_Data for this exercise_:
-- Begin --

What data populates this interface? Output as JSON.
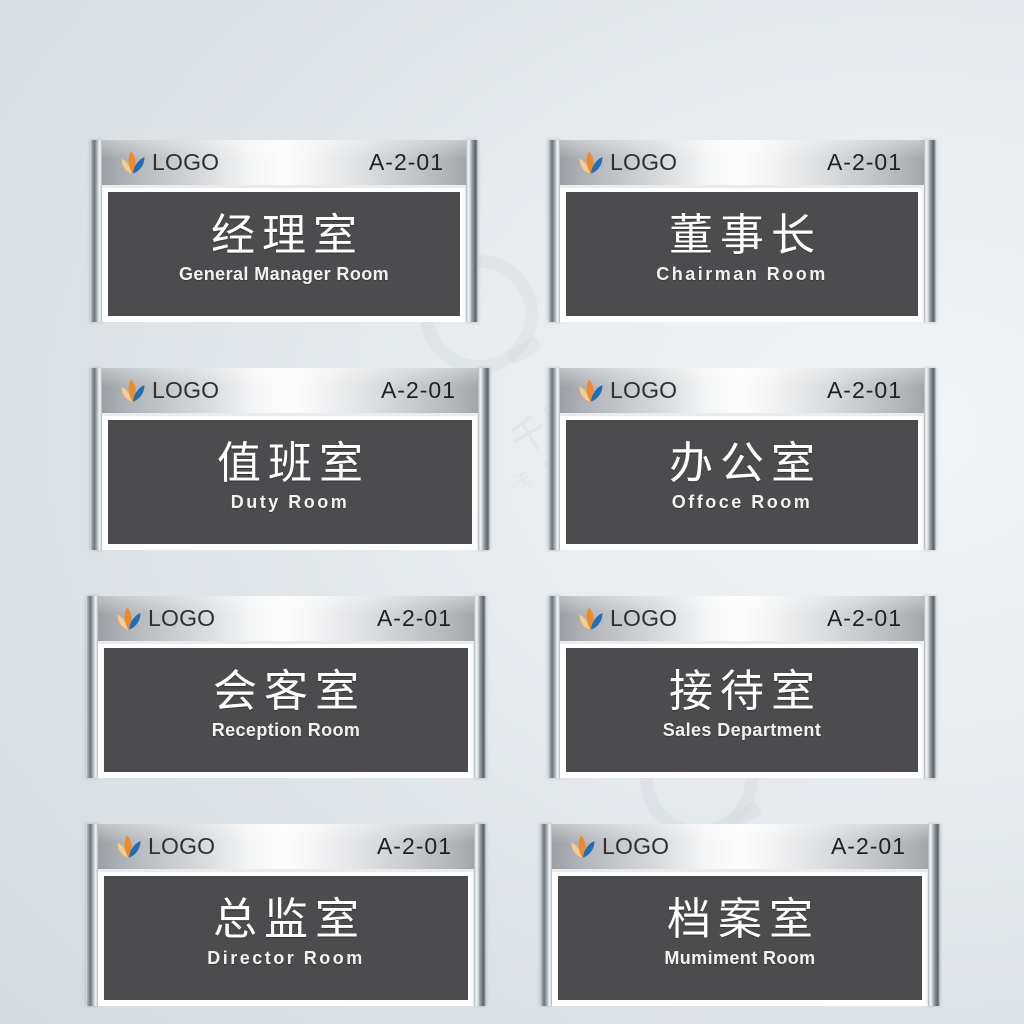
{
  "page": {
    "title": "Office Door Sign Mockup Set",
    "background_color": "#e6eaee",
    "panel_color": "#4c4c4f",
    "logo_colors": {
      "petal_light": "#f7c884",
      "petal_orange": "#f08a28",
      "petal_blue": "#1e6fb8"
    }
  },
  "watermark": {
    "brand": "千图网",
    "tagline": "无 忧 设 计 无 忧 享",
    "icon": "circle-q-watermark-icon"
  },
  "common": {
    "logo_label": "LOGO",
    "logo_icon": "lotus-flower-logo-icon",
    "room_code": "A-2-01"
  },
  "signs": [
    {
      "id": "sign-general-manager-room",
      "cn": "经理室",
      "en": "General Manager Room",
      "en_spaced": false,
      "logo_label": "LOGO",
      "room_code": "A-2-01"
    },
    {
      "id": "sign-chairman-room",
      "cn": "董事长",
      "en": "Chairman Room",
      "en_spaced": true,
      "logo_label": "LOGO",
      "room_code": "A-2-01"
    },
    {
      "id": "sign-duty-room",
      "cn": "值班室",
      "en": "Duty Room",
      "en_spaced": true,
      "logo_label": "LOGO",
      "room_code": "A-2-01"
    },
    {
      "id": "sign-office-room",
      "cn": "办公室",
      "en": "Offoce Room",
      "en_spaced": true,
      "logo_label": "LOGO",
      "room_code": "A-2-01"
    },
    {
      "id": "sign-reception-room",
      "cn": "会客室",
      "en": "Reception Room",
      "en_spaced": false,
      "logo_label": "LOGO",
      "room_code": "A-2-01"
    },
    {
      "id": "sign-sales-department",
      "cn": "接待室",
      "en": "Sales Department",
      "en_spaced": false,
      "logo_label": "LOGO",
      "room_code": "A-2-01"
    },
    {
      "id": "sign-director-room",
      "cn": "总监室",
      "en": "Director Room",
      "en_spaced": true,
      "logo_label": "LOGO",
      "room_code": "A-2-01"
    },
    {
      "id": "sign-muniment-room",
      "cn": "档案室",
      "en": "Mumiment Room",
      "en_spaced": false,
      "logo_label": "LOGO",
      "room_code": "A-2-01"
    }
  ]
}
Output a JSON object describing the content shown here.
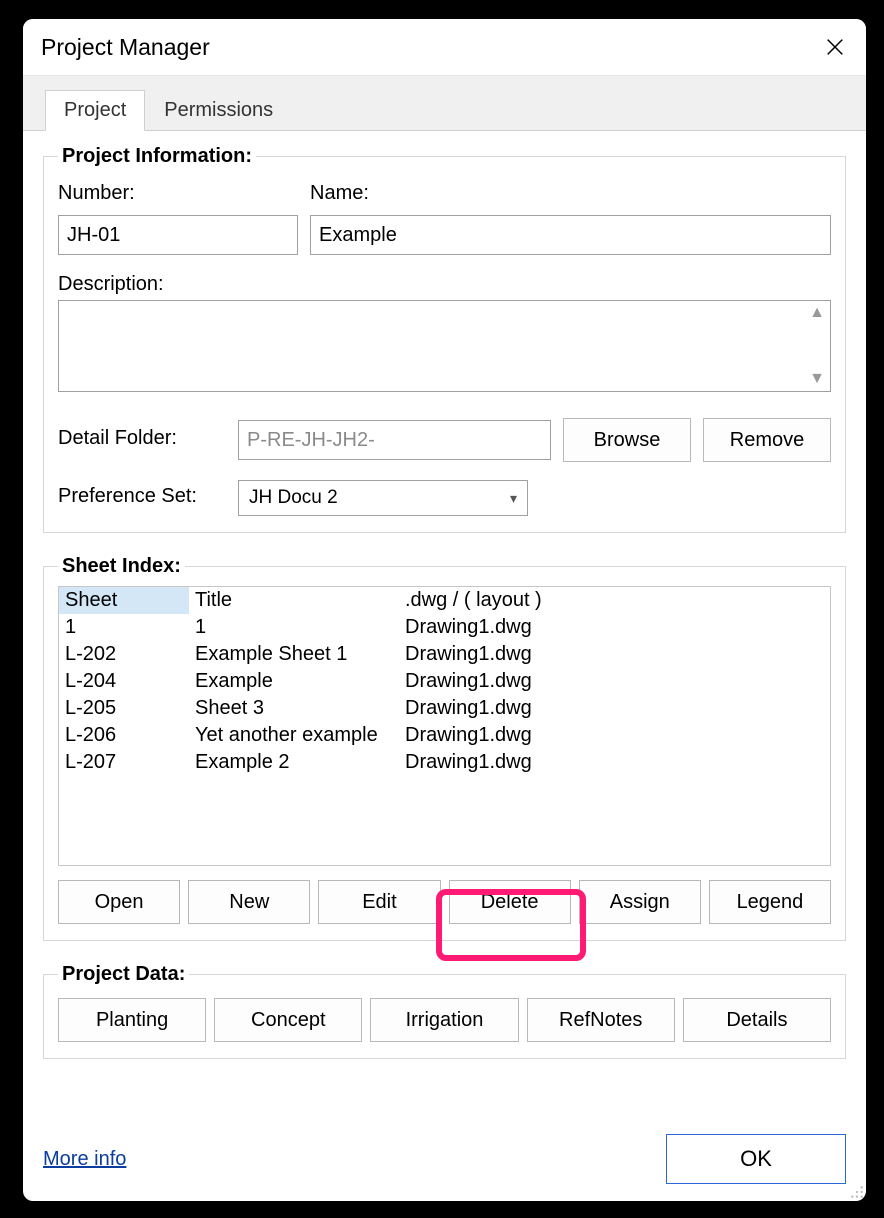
{
  "window": {
    "title": "Project Manager"
  },
  "tabs": {
    "project": "Project",
    "permissions": "Permissions"
  },
  "projectInfo": {
    "legend": "Project Information:",
    "numberLabel": "Number:",
    "numberValue": "JH-01",
    "nameLabel": "Name:",
    "nameValue": "Example",
    "descriptionLabel": "Description:",
    "descriptionValue": "",
    "detailFolderLabel": "Detail Folder:",
    "detailFolderValue": "P-RE-JH-JH2-",
    "browse": "Browse",
    "remove": "Remove",
    "preferenceSetLabel": "Preference Set:",
    "preferenceSetValue": "JH Docu 2"
  },
  "sheetIndex": {
    "legend": "Sheet Index:",
    "columns": {
      "sheet": "Sheet",
      "title": "Title",
      "dwg": ".dwg / ( layout )"
    },
    "rows": [
      {
        "sheet": "1",
        "title": "1",
        "dwg": "Drawing1.dwg"
      },
      {
        "sheet": "L-202",
        "title": "Example Sheet 1",
        "dwg": "Drawing1.dwg"
      },
      {
        "sheet": "L-204",
        "title": "Example",
        "dwg": "Drawing1.dwg"
      },
      {
        "sheet": "L-205",
        "title": "Sheet 3",
        "dwg": "Drawing1.dwg"
      },
      {
        "sheet": "L-206",
        "title": "Yet another example",
        "dwg": "Drawing1.dwg"
      },
      {
        "sheet": "L-207",
        "title": "Example 2",
        "dwg": "Drawing1.dwg"
      }
    ],
    "buttons": {
      "open": "Open",
      "new": "New",
      "edit": "Edit",
      "delete": "Delete",
      "assign": "Assign",
      "legend": "Legend"
    }
  },
  "projectData": {
    "legend": "Project Data:",
    "buttons": {
      "planting": "Planting",
      "concept": "Concept",
      "irrigation": "Irrigation",
      "refnotes": "RefNotes",
      "details": "Details"
    }
  },
  "footer": {
    "moreInfo": "More info",
    "ok": "OK"
  }
}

-- End --

_Exercise requirements_: Write out the listing above again, exactly, but with no pictures in the copy.

_Finished exercise_:
What data populates this interface? Output as JSON.
{
  "page": {
    "title": "Office Door Sign Mockup Set",
    "background_color": "#e6eaee",
    "panel_color": "#4c4c4f",
    "logo_colors": {
      "petal_light": "#f7c884",
      "petal_orange": "#f08a28",
      "petal_blue": "#1e6fb8"
    }
  },
  "watermark": {
    "brand": "千图网",
    "tagline": "无 忧 设 计 无 忧 享",
    "icon": "circle-q-watermark-icon"
  },
  "common": {
    "logo_label": "LOGO",
    "logo_icon": "lotus-flower-logo-icon",
    "room_code": "A-2-01"
  },
  "signs": [
    {
      "id": "sign-general-manager-room",
      "cn": "经理室",
      "en": "General Manager Room",
      "en_spaced": false,
      "logo_label": "LOGO",
      "room_code": "A-2-01"
    },
    {
      "id": "sign-chairman-room",
      "cn": "董事长",
      "en": "Chairman Room",
      "en_spaced": true,
      "logo_label": "LOGO",
      "room_code": "A-2-01"
    },
    {
      "id": "sign-duty-room",
      "cn": "值班室",
      "en": "Duty Room",
      "en_spaced": true,
      "logo_label": "LOGO",
      "room_code": "A-2-01"
    },
    {
      "id": "sign-office-room",
      "cn": "办公室",
      "en": "Offoce Room",
      "en_spaced": true,
      "logo_label": "LOGO",
      "room_code": "A-2-01"
    },
    {
      "id": "sign-reception-room",
      "cn": "会客室",
      "en": "Reception Room",
      "en_spaced": false,
      "logo_label": "LOGO",
      "room_code": "A-2-01"
    },
    {
      "id": "sign-sales-department",
      "cn": "接待室",
      "en": "Sales Department",
      "en_spaced": false,
      "logo_label": "LOGO",
      "room_code": "A-2-01"
    },
    {
      "id": "sign-director-room",
      "cn": "总监室",
      "en": "Director Room",
      "en_spaced": true,
      "logo_label": "LOGO",
      "room_code": "A-2-01"
    },
    {
      "id": "sign-muniment-room",
      "cn": "档案室",
      "en": "Mumiment Room",
      "en_spaced": false,
      "logo_label": "LOGO",
      "room_code": "A-2-01"
    }
  ]
}
Output a JSON object describing the content shown here.
{
  "window": {
    "title": "Project Manager"
  },
  "tabs": {
    "project": "Project",
    "permissions": "Permissions"
  },
  "projectInfo": {
    "legend": "Project Information:",
    "numberLabel": "Number:",
    "numberValue": "JH-01",
    "nameLabel": "Name:",
    "nameValue": "Example",
    "descriptionLabel": "Description:",
    "descriptionValue": "",
    "detailFolderLabel": "Detail Folder:",
    "detailFolderValue": "P-RE-JH-JH2-",
    "browse": "Browse",
    "remove": "Remove",
    "preferenceSetLabel": "Preference Set:",
    "preferenceSetValue": "JH Docu 2"
  },
  "sheetIndex": {
    "legend": "Sheet Index:",
    "columns": {
      "sheet": "Sheet",
      "title": "Title",
      "dwg": ".dwg / ( layout )"
    },
    "rows": [
      {
        "sheet": "1",
        "title": "1",
        "dwg": "Drawing1.dwg"
      },
      {
        "sheet": "L-202",
        "title": "Example Sheet 1",
        "dwg": "Drawing1.dwg"
      },
      {
        "sheet": "L-204",
        "title": "Example",
        "dwg": "Drawing1.dwg"
      },
      {
        "sheet": "L-205",
        "title": "Sheet 3",
        "dwg": "Drawing1.dwg"
      },
      {
        "sheet": "L-206",
        "title": "Yet another example",
        "dwg": "Drawing1.dwg"
      },
      {
        "sheet": "L-207",
        "title": "Example 2",
        "dwg": "Drawing1.dwg"
      }
    ],
    "buttons": {
      "open": "Open",
      "new": "New",
      "edit": "Edit",
      "delete": "Delete",
      "assign": "Assign",
      "legend": "Legend"
    }
  },
  "projectData": {
    "legend": "Project Data:",
    "buttons": {
      "planting": "Planting",
      "concept": "Concept",
      "irrigation": "Irrigation",
      "refnotes": "RefNotes",
      "details": "Details"
    }
  },
  "footer": {
    "moreInfo": "More info",
    "ok": "OK"
  }
}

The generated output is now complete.